**ENTRIES PROVIDED:**
--------
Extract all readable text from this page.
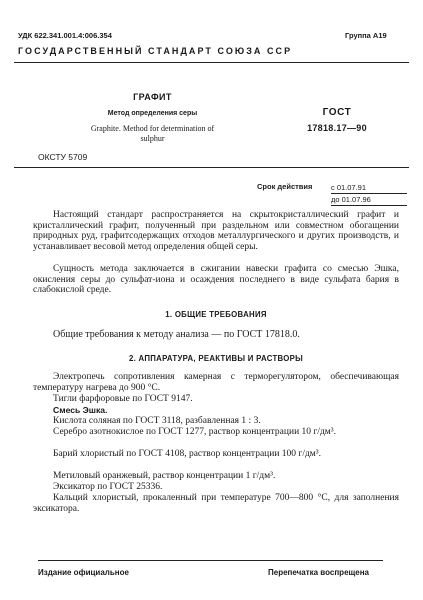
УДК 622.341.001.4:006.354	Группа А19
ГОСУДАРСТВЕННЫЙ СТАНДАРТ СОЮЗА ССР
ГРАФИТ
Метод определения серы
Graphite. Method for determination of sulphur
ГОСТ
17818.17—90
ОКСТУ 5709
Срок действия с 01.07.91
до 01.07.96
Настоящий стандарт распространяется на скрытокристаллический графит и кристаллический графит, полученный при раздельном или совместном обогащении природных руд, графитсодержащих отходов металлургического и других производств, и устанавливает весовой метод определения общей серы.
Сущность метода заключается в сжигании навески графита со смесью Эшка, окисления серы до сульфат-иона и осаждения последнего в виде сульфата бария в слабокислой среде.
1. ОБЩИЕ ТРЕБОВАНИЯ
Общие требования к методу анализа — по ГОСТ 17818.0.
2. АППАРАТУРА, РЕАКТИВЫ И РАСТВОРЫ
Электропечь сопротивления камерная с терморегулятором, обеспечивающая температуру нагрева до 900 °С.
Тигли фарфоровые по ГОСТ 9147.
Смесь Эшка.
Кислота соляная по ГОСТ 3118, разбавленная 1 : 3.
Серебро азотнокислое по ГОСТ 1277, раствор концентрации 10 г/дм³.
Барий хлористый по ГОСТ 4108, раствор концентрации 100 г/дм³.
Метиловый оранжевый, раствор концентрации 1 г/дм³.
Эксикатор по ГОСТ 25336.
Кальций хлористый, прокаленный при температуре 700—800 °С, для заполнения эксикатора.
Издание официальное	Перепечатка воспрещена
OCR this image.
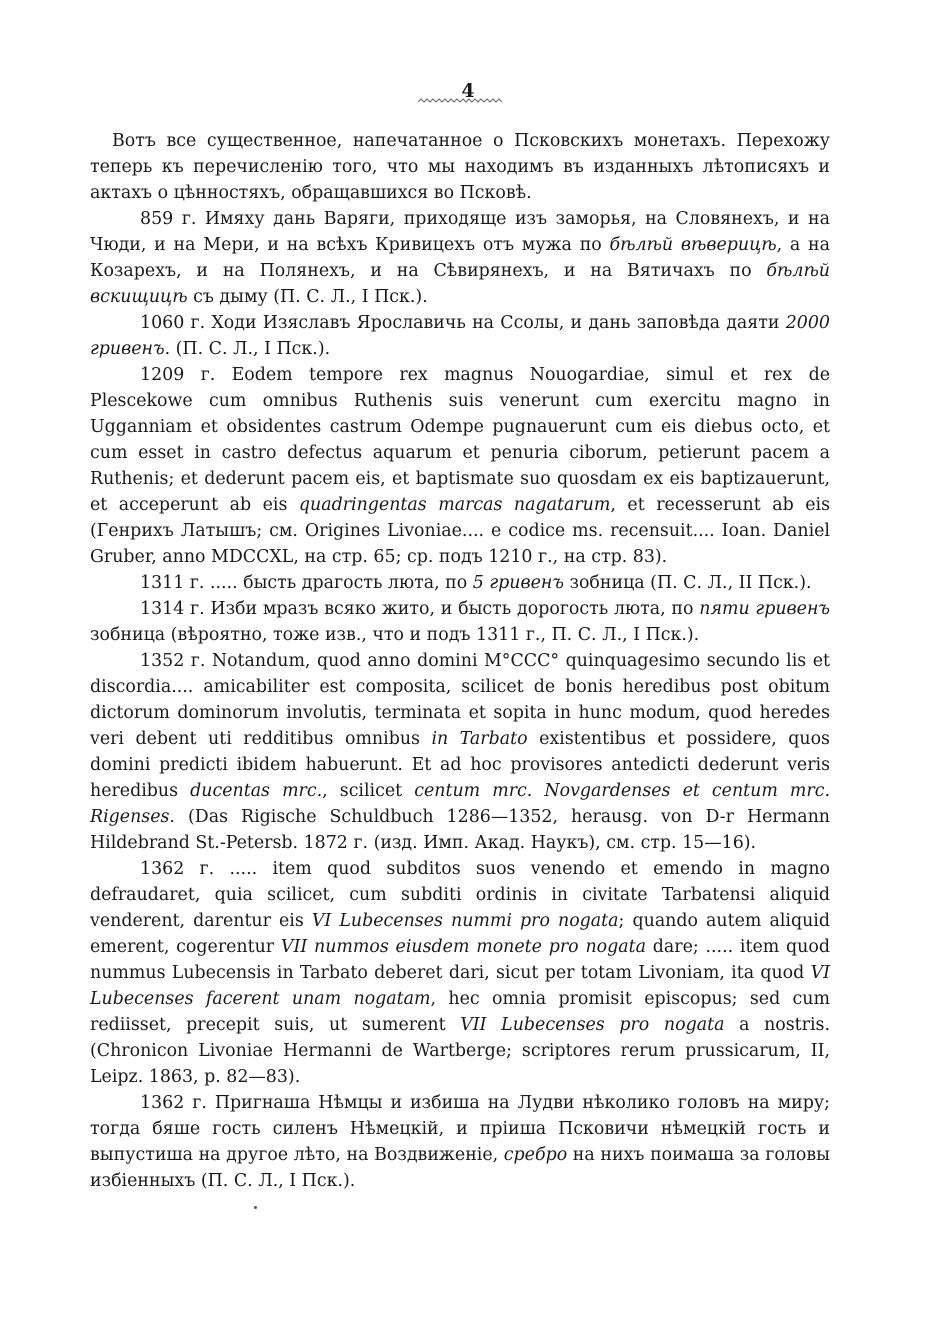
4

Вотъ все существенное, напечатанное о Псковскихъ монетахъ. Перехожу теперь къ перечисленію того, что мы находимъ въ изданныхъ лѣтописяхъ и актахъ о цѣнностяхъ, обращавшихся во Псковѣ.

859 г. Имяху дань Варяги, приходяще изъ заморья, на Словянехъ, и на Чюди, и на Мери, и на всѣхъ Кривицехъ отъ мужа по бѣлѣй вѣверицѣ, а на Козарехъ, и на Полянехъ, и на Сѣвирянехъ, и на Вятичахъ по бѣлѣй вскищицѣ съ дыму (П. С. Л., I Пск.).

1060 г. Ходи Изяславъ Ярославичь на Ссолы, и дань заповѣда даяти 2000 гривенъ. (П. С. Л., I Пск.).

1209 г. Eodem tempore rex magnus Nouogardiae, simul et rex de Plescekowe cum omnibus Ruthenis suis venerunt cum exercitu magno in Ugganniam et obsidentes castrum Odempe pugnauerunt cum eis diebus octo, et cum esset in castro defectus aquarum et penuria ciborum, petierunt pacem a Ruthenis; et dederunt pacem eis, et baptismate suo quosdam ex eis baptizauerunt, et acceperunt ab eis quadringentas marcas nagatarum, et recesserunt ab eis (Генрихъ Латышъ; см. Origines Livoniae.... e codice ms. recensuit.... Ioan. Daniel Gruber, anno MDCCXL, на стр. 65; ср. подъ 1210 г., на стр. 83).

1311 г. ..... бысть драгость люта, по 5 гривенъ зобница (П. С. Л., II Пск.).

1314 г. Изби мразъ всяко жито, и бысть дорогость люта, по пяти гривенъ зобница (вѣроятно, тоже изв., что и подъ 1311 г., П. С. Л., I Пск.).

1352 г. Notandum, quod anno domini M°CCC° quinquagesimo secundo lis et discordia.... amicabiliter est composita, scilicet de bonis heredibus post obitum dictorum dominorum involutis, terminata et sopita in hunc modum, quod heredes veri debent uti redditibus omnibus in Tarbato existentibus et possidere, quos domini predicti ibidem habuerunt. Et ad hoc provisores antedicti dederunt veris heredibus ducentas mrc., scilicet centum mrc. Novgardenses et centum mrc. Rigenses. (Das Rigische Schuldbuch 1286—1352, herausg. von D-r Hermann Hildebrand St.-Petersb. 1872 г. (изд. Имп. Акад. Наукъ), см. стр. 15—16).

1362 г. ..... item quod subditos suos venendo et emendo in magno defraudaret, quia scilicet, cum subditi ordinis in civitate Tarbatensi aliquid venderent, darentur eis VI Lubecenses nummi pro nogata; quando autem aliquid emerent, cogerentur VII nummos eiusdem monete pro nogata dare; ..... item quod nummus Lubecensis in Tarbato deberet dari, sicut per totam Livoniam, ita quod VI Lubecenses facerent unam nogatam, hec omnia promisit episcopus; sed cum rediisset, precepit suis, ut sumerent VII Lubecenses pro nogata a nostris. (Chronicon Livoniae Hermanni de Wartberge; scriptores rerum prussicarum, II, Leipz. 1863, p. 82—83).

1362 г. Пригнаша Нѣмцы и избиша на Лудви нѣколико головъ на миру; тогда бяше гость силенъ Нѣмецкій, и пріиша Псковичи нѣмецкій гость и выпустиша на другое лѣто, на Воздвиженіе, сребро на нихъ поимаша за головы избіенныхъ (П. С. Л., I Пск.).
--------
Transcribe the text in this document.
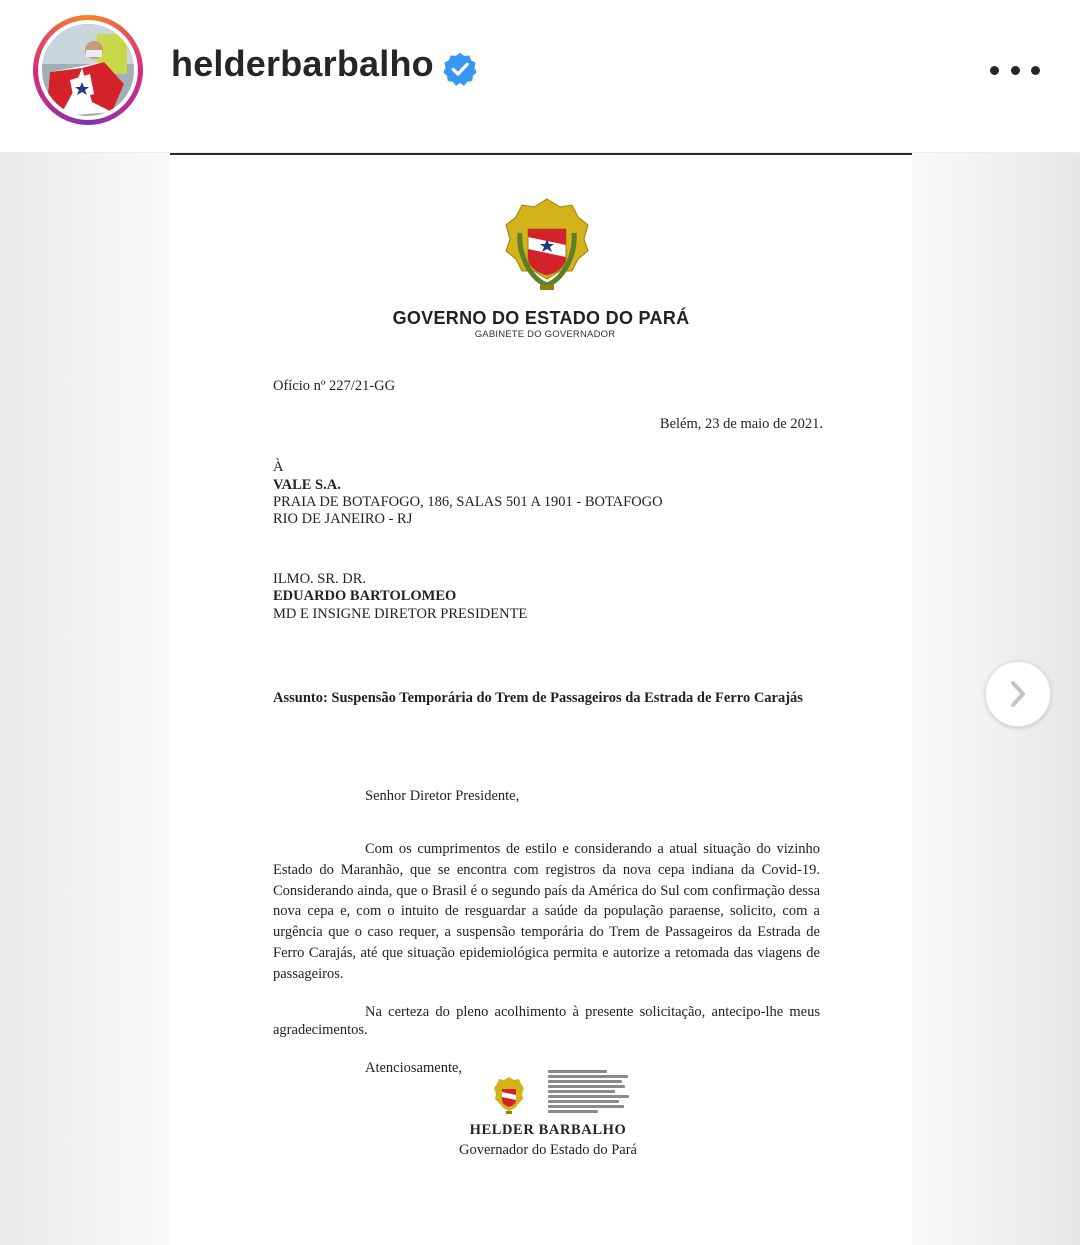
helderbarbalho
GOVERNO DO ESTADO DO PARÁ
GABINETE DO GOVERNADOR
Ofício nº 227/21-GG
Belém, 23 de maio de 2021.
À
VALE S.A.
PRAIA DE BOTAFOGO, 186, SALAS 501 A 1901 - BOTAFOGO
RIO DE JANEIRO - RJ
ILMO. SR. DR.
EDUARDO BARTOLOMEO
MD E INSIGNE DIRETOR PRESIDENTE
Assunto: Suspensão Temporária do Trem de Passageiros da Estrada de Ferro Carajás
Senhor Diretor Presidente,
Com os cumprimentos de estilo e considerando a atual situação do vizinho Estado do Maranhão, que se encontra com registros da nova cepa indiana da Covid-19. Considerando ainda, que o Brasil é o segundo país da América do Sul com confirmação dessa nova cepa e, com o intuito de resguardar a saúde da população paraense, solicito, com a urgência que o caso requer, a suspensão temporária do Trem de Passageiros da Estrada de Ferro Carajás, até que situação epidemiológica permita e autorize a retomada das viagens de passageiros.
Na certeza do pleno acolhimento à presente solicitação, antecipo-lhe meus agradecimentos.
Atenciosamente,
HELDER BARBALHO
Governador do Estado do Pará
--------
**EXERCISE REQUIREMENTS:** Identify the lines that hold the word "дань". Copy every one of them.

**FINISHED TASK:**
859 г. Имяху дань Варяги, приходяще изъ заморья, на Словянехъ, и на Чюди, и на Мери, и на всѣхъ Кривицехъ отъ мужа по бѣлѣй вѣверицѣ, а на Козарехъ, и на Полянехъ, и на Сѣвирянехъ, и на Вятичахъ по бѣлѣй вскищицѣ съ дыму (П. С. Л., I Пск.).
1060 г. Ходи Изяславъ Ярославичь на Ссолы, и дань заповѣда даяти 2000 гривенъ. (П. С. Л., I Пск.).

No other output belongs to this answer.